▶ [Written problem] Without including any pictures, copy each entry below exactly.

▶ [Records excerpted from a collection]
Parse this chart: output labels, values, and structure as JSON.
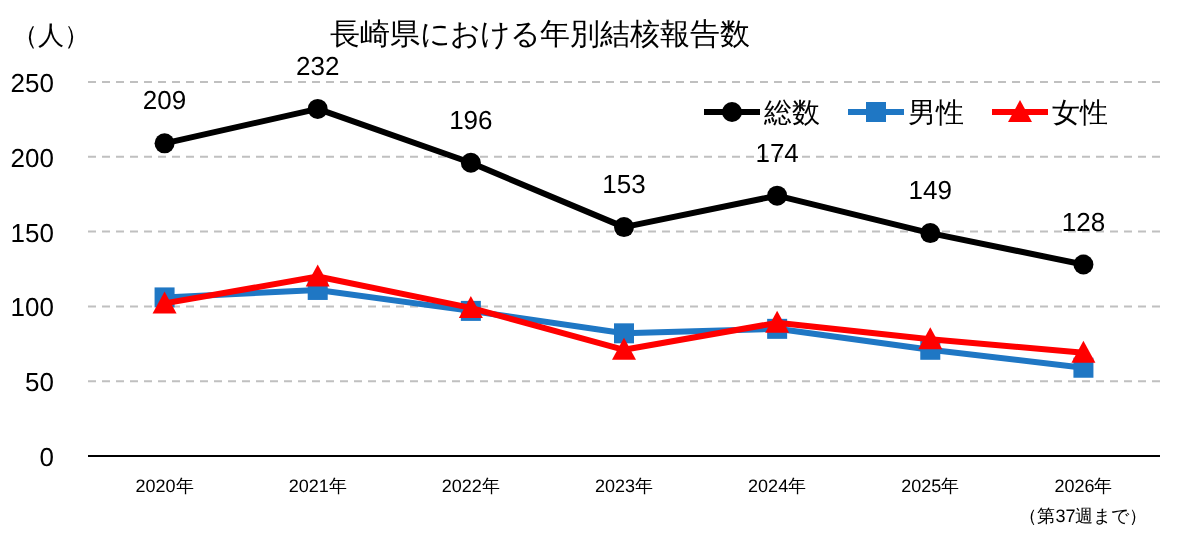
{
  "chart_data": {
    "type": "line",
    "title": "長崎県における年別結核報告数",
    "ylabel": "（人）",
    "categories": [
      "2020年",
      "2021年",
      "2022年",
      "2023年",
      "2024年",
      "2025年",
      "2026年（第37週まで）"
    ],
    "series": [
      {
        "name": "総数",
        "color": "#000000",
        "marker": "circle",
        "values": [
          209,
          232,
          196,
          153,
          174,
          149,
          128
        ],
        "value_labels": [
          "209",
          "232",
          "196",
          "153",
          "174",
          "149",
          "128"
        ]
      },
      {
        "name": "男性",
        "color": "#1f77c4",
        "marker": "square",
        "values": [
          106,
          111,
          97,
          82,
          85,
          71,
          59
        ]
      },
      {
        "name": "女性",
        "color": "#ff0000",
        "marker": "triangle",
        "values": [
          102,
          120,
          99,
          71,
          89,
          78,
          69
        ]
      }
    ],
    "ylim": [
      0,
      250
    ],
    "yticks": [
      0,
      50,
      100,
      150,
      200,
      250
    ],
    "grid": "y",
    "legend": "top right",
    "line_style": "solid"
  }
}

▶ [Result of this task]
Parse this chart: output labels, values, and structure as JSON.
{
  "chart_data": {
    "type": "line",
    "title": "長崎県における年別結核報告数",
    "ylabel": "（人）",
    "categories": [
      "2020年",
      "2021年",
      "2022年",
      "2023年",
      "2024年",
      "2025年",
      "2026年（第37週まで）"
    ],
    "series": [
      {
        "name": "総数",
        "color": "#000000",
        "marker": "circle",
        "values": [
          209,
          232,
          196,
          153,
          174,
          149,
          128
        ],
        "value_labels": [
          "209",
          "232",
          "196",
          "153",
          "174",
          "149",
          "128"
        ]
      },
      {
        "name": "男性",
        "color": "#1f77c4",
        "marker": "square",
        "values": [
          106,
          111,
          97,
          82,
          85,
          71,
          59
        ]
      },
      {
        "name": "女性",
        "color": "#ff0000",
        "marker": "triangle",
        "values": [
          102,
          120,
          99,
          71,
          89,
          78,
          69
        ]
      }
    ],
    "ylim": [
      0,
      250
    ],
    "yticks": [
      0,
      50,
      100,
      150,
      200,
      250
    ],
    "grid": "y",
    "legend": "top right",
    "line_style": "solid"
  }
}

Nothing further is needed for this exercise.